• [WHAT THIS TASK INVOLVES]: Across all the lines below, how many contain the string "LAYOUTDATA"? Please reply with the number only.

• [SUPPLIED MATERIAL]:
======

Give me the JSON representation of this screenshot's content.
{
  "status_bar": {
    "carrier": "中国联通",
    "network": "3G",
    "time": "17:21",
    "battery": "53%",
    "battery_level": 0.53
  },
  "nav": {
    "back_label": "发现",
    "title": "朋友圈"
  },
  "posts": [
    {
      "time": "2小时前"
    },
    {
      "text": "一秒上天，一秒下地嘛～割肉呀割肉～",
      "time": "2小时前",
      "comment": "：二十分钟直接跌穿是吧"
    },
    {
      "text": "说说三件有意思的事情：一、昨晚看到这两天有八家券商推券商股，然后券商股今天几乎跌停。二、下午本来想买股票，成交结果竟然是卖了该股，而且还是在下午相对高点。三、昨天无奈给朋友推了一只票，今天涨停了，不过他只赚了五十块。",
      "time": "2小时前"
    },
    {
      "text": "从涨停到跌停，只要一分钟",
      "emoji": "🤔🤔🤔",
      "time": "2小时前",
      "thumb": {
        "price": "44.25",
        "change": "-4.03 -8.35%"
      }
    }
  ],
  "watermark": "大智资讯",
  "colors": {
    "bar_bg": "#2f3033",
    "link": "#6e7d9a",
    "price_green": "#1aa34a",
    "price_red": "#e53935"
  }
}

======

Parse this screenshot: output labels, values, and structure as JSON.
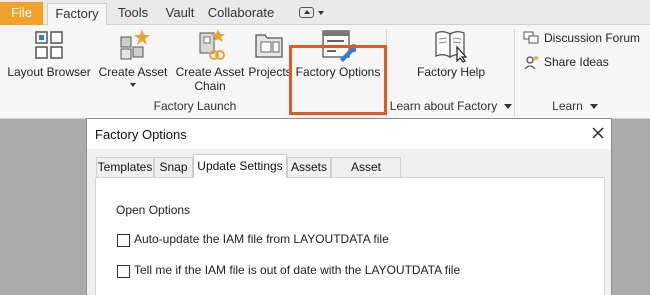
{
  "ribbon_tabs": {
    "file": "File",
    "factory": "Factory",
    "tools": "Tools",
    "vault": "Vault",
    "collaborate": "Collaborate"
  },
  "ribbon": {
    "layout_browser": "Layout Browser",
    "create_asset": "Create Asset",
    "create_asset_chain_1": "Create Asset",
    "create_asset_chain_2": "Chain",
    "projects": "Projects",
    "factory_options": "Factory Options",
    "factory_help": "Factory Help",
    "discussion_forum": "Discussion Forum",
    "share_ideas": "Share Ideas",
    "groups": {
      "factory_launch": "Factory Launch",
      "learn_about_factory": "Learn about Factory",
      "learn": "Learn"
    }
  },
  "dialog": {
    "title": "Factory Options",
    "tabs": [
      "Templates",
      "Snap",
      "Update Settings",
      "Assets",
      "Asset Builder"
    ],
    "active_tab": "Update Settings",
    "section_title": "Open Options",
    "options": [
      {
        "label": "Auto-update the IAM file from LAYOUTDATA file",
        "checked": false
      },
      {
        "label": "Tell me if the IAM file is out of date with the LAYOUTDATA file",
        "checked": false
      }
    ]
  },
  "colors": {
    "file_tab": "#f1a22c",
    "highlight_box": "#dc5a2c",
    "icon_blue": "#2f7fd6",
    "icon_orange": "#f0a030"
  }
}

======

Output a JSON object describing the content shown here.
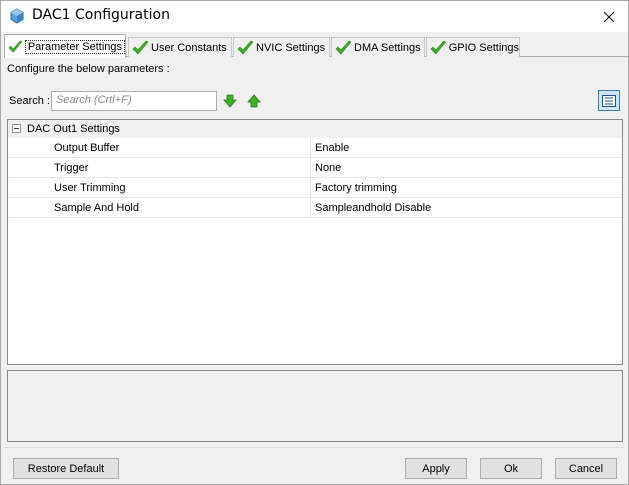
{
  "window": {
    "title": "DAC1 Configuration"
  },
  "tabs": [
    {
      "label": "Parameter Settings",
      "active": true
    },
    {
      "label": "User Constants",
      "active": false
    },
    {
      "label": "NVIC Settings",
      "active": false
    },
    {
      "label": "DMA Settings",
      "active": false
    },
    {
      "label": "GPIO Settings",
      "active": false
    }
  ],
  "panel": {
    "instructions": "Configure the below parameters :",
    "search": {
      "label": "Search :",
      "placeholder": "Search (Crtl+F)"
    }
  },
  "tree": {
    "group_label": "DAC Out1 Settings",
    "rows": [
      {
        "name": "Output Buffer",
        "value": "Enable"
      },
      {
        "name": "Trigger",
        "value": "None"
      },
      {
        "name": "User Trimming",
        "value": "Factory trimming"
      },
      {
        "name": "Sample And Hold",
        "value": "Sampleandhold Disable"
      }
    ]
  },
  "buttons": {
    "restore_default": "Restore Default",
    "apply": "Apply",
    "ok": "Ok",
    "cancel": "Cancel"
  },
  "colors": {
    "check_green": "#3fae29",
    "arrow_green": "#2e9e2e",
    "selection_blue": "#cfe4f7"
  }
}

======

• [SOLUTION]: 2